- [Task objective] Collect from the data below each line with "Observações".

Extracted data entries
________________

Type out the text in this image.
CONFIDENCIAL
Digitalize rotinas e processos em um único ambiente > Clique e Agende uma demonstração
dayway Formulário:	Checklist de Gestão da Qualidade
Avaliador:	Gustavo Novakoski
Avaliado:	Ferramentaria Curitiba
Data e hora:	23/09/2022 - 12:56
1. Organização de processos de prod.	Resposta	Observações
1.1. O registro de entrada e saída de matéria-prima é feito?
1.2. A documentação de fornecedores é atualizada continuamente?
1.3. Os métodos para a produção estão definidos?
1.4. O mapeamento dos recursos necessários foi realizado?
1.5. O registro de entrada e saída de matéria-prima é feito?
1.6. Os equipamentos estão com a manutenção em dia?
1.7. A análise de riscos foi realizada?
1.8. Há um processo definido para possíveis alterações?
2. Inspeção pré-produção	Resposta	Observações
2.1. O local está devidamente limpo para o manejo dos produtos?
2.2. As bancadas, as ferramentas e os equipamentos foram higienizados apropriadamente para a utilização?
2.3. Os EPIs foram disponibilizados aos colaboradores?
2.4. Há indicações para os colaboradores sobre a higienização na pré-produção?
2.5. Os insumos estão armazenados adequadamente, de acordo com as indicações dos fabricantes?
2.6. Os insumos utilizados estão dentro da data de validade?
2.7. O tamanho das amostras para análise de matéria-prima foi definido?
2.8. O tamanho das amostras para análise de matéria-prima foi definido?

________________

- [Task solution]
1. Organização de processos de prod.	Resposta	Observações
2. Inspeção pré-produção	Resposta	Observações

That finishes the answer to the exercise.